## MATERIAL SHOWN:
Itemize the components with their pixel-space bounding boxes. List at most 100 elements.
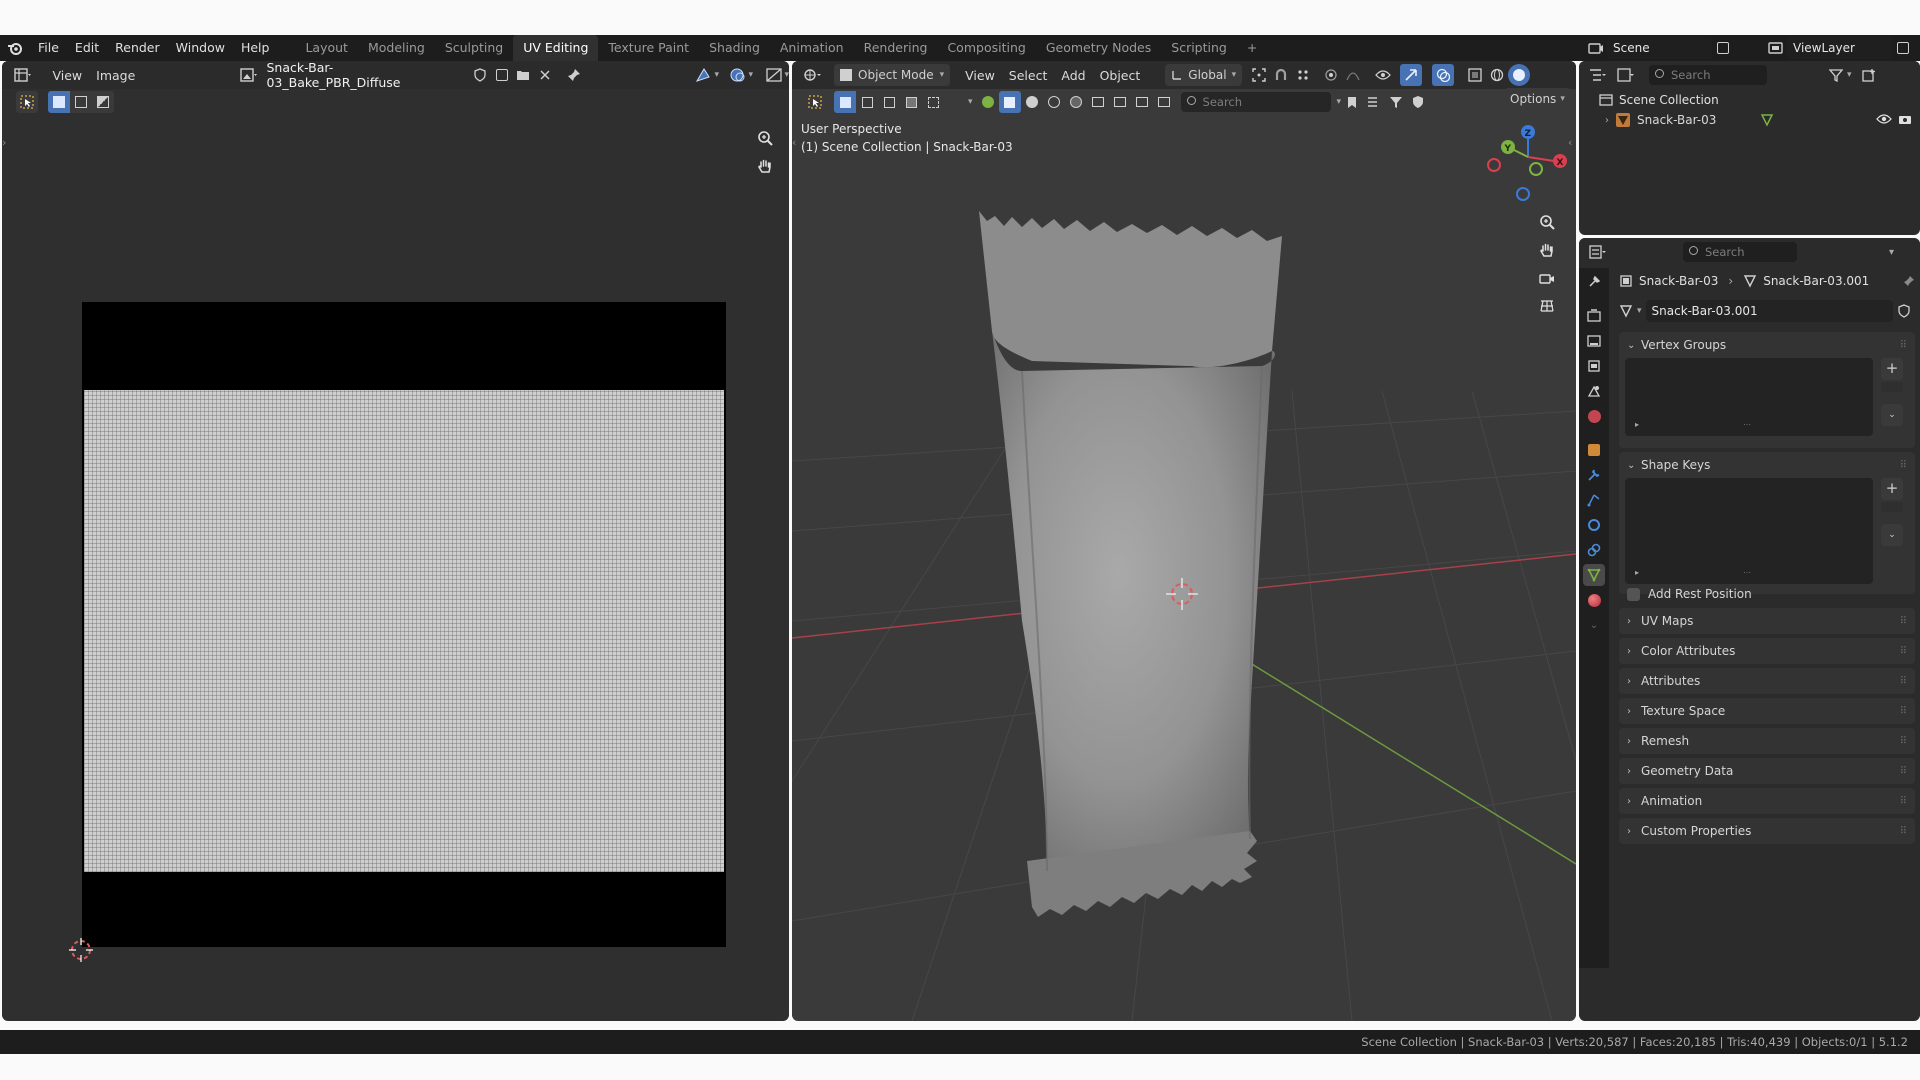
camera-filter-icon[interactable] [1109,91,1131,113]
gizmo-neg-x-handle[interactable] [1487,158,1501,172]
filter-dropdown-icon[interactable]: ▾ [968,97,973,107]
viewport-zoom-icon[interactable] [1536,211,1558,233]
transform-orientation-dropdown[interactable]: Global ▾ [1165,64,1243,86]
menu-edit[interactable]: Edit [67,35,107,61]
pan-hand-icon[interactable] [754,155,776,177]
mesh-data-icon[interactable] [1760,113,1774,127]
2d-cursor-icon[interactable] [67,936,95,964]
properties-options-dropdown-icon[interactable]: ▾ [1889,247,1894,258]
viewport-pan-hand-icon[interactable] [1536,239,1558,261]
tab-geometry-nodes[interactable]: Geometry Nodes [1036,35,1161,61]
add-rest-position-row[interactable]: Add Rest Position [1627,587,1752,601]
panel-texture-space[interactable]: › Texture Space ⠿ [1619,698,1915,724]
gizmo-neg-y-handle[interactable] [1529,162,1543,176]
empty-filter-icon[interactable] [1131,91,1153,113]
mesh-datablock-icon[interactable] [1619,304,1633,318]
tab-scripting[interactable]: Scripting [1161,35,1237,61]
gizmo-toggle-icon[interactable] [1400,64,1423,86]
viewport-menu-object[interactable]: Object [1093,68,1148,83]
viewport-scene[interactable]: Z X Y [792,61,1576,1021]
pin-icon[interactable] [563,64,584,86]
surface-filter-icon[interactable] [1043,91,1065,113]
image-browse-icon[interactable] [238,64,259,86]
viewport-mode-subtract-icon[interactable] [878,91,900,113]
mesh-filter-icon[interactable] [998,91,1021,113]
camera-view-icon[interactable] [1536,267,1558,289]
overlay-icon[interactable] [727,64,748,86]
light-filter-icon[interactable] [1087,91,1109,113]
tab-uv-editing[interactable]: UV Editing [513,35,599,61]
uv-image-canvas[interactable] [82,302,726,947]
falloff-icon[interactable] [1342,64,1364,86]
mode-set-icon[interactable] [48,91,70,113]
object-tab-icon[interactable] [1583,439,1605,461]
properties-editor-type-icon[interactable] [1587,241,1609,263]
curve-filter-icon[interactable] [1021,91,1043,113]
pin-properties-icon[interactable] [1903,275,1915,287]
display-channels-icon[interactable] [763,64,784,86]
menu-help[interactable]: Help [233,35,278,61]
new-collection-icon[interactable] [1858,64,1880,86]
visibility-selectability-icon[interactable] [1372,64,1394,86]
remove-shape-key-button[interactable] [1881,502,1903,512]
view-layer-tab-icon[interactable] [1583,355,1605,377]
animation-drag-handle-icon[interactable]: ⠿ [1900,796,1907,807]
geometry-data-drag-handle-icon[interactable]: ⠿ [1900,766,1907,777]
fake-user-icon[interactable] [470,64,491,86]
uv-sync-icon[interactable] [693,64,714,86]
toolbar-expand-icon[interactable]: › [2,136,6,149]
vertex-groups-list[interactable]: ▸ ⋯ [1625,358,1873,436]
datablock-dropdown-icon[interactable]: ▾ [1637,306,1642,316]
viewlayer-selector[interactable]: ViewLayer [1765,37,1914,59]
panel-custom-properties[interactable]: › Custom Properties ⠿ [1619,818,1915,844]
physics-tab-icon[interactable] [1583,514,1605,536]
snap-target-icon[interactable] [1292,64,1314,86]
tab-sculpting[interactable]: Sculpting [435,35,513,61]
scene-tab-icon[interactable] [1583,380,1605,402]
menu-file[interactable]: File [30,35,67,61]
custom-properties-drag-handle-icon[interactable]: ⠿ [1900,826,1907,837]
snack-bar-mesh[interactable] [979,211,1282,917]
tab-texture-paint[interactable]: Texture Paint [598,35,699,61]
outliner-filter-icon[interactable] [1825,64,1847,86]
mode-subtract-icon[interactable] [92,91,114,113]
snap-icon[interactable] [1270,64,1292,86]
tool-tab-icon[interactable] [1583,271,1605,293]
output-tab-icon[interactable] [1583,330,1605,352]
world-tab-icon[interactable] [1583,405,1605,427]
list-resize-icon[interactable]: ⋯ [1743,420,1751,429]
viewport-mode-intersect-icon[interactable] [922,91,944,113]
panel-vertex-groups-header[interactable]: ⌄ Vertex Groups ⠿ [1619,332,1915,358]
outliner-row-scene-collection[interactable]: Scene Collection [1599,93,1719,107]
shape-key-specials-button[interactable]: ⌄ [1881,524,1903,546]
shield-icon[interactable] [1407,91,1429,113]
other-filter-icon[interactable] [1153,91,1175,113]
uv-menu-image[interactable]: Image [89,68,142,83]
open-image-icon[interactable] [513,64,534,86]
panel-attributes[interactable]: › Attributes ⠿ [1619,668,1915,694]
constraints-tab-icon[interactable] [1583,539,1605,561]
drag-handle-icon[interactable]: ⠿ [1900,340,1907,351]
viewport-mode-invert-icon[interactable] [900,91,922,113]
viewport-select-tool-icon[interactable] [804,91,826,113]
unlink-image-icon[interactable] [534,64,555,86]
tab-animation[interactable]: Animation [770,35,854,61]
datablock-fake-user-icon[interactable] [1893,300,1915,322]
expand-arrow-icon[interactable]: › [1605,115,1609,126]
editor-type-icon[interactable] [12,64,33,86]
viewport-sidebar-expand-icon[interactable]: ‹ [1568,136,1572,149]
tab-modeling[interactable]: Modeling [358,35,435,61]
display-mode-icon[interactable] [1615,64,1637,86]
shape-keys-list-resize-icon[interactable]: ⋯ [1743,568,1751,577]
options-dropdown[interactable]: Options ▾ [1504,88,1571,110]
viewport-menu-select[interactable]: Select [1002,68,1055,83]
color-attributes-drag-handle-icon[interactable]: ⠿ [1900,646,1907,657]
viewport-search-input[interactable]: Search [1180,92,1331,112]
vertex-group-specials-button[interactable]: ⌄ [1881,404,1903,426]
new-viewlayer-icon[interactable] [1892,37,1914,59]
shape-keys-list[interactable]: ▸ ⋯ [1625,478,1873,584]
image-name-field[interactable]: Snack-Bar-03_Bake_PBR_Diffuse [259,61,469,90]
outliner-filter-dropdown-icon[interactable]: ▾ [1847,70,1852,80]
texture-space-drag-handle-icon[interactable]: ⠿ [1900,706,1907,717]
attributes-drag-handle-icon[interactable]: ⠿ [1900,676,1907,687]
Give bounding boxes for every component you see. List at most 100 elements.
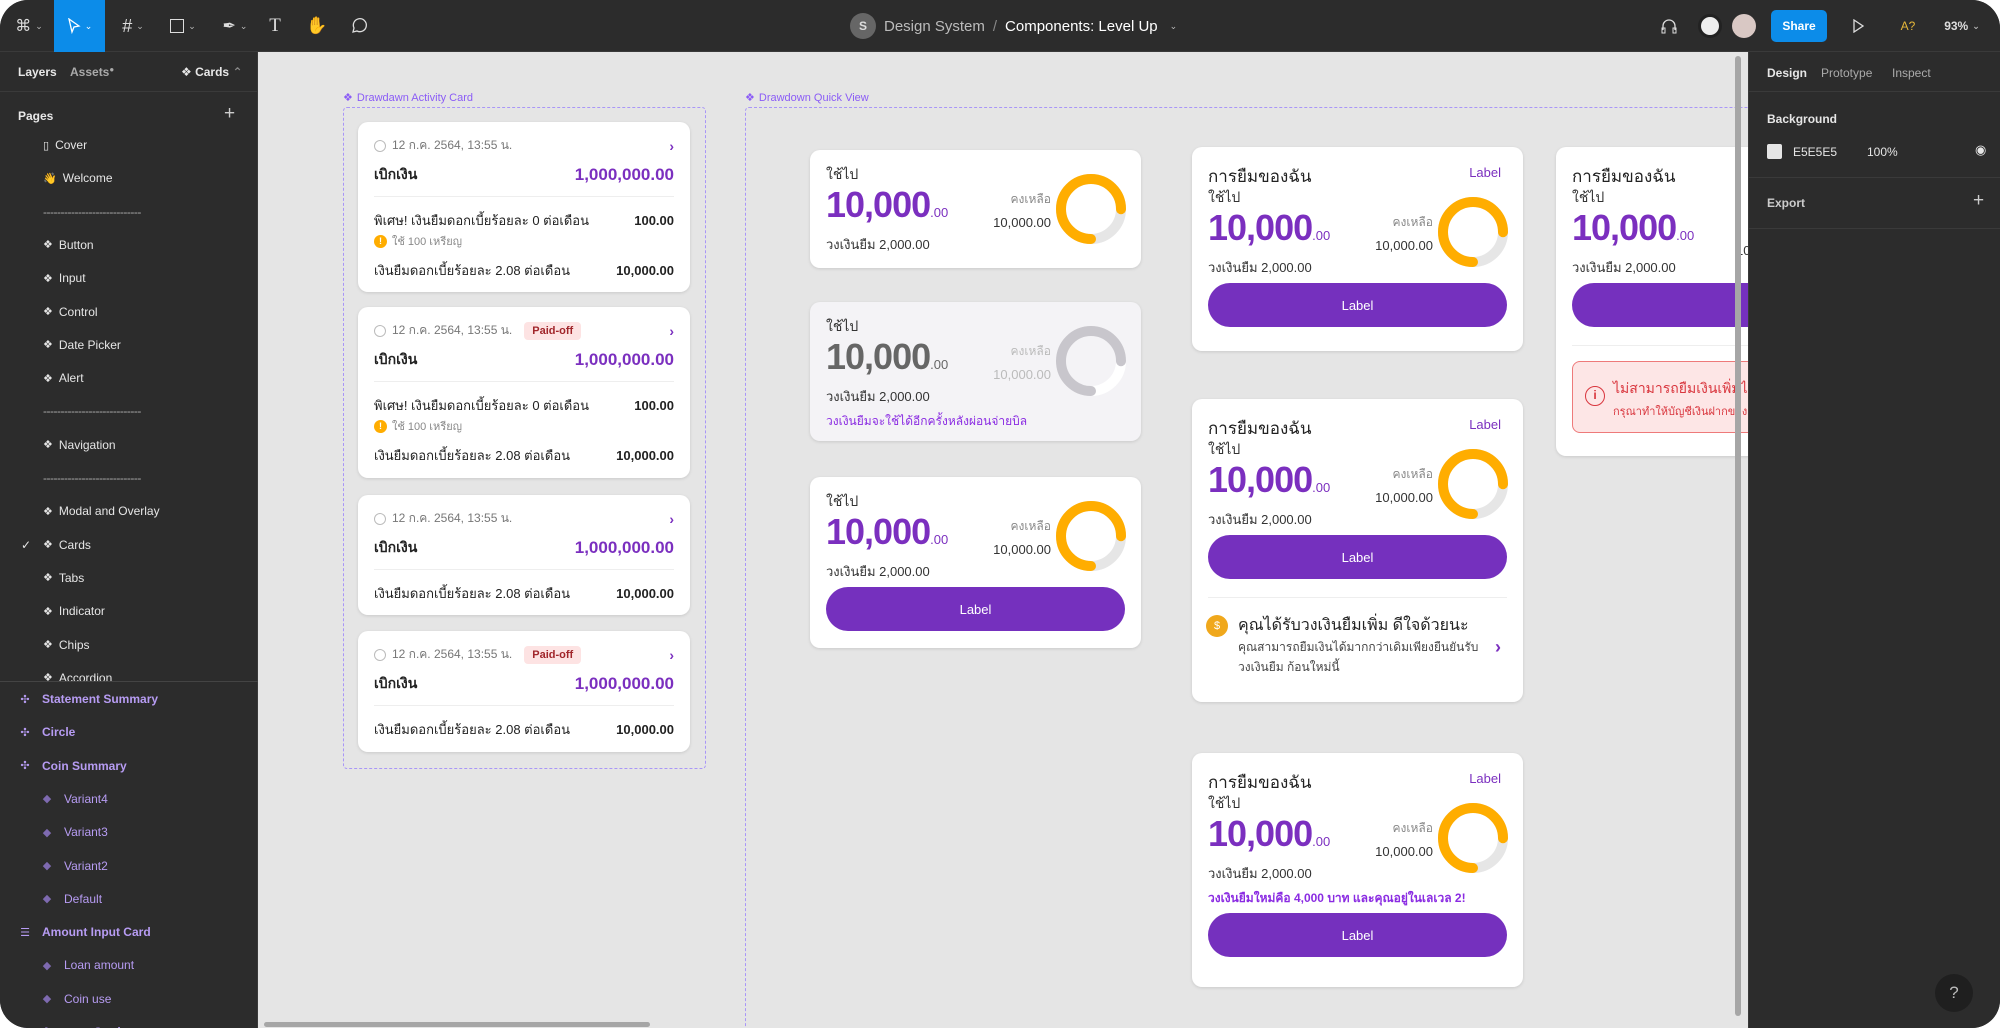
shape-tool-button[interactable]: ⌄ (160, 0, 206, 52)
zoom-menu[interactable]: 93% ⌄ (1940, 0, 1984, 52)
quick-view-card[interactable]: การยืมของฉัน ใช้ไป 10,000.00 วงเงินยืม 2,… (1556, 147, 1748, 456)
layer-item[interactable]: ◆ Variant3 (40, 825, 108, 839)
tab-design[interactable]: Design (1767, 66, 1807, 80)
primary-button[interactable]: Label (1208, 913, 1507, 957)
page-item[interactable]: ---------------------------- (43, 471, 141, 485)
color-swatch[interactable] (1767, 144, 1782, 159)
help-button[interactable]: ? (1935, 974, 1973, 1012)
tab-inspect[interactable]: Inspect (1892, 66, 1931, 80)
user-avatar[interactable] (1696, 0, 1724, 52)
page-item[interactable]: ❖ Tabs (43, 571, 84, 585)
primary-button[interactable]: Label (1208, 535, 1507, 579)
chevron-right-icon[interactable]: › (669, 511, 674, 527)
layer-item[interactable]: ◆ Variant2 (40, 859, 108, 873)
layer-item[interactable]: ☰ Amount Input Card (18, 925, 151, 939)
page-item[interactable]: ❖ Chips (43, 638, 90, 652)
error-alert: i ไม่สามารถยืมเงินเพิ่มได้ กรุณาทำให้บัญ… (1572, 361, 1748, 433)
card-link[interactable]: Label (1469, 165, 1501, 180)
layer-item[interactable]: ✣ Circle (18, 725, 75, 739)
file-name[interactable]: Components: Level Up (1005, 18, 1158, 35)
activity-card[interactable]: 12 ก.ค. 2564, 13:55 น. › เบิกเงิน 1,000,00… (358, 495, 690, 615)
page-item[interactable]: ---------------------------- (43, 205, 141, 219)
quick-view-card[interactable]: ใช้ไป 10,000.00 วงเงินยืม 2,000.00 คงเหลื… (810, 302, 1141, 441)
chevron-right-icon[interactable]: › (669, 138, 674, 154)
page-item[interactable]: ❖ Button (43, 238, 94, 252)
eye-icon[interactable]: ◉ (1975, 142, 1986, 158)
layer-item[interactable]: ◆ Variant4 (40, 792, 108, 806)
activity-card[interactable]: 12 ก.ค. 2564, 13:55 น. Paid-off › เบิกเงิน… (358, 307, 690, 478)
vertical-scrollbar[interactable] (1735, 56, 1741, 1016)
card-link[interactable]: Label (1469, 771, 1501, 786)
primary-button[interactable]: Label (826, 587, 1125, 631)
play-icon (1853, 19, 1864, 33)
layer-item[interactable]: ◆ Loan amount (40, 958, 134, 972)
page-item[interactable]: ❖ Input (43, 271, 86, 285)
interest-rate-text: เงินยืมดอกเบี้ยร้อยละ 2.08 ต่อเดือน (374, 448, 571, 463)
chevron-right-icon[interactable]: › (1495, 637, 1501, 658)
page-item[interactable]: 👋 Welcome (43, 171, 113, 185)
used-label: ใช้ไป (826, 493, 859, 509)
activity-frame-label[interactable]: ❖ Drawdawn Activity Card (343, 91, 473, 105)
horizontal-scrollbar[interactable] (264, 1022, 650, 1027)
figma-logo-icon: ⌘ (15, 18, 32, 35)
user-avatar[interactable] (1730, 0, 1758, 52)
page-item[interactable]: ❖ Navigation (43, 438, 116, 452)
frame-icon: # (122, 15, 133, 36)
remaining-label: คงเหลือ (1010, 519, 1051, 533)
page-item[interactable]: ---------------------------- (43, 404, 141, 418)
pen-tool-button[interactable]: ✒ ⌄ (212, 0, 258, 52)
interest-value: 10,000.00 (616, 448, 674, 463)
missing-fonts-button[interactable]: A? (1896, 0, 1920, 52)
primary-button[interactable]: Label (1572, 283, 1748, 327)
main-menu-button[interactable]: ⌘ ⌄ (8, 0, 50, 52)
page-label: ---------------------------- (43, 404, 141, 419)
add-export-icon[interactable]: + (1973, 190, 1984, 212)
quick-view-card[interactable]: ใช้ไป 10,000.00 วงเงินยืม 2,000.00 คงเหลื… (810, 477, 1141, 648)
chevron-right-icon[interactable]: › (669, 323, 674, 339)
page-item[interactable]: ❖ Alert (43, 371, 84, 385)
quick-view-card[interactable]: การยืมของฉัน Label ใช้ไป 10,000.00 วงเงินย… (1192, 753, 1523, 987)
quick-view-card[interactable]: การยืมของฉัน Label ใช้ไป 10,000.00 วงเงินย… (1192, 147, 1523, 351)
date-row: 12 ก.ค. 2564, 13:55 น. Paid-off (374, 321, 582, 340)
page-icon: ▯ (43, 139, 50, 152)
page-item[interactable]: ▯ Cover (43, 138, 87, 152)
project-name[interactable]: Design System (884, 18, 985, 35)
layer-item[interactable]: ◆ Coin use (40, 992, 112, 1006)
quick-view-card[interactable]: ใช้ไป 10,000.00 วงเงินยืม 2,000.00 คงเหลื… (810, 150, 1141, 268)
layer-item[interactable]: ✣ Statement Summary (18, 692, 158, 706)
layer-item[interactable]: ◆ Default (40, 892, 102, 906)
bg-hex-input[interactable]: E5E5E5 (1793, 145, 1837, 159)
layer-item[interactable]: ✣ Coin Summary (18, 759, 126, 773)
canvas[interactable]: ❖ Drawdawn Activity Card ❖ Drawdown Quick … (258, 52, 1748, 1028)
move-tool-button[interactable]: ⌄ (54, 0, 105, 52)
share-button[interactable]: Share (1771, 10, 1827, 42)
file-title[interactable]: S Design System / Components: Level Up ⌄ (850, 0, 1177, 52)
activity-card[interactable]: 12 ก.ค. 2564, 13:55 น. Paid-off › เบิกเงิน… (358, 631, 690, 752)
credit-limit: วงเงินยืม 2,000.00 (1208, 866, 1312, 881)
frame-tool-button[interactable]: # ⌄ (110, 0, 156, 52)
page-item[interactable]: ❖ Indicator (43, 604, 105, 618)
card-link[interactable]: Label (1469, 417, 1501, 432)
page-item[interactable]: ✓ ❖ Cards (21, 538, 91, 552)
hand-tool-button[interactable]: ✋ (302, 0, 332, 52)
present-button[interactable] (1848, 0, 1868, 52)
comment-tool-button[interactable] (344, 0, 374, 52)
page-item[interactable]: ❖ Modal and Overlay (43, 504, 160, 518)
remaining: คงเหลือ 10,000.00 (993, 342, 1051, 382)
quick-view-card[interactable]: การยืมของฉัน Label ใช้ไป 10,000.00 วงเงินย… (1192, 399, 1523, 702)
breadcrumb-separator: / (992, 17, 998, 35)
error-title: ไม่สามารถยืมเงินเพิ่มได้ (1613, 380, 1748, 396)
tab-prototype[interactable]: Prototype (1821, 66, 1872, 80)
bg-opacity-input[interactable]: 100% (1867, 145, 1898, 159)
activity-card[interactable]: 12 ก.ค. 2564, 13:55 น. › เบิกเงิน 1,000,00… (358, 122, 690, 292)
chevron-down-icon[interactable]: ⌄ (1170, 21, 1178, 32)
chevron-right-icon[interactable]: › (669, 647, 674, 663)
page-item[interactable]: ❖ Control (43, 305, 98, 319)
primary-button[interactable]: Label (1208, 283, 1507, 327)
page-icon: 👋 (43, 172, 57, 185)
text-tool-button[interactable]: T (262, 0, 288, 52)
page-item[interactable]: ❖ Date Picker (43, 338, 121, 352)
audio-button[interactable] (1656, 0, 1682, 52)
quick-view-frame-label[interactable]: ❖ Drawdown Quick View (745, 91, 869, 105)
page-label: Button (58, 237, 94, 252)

## REQUEST:
Convert everything from the line containing "camera-filter-icon[interactable] [1109,91,1131,113]" down to the line containing "transform-orientation-dropdown[interactable]: Global ▾" into a numbered list, omitting any blank lines.

## RESULT OF THIS TASK:
1. camera-filter-icon[interactable] [1109,91,1131,113]
2. gizmo-neg-x-handle[interactable] [1487,158,1501,172]
3. filter-dropdown-icon[interactable]: ▾ [968,97,973,107]
4. viewport-zoom-icon[interactable] [1536,211,1558,233]
5. transform-orientation-dropdown[interactable]: Global ▾ [1165,64,1243,86]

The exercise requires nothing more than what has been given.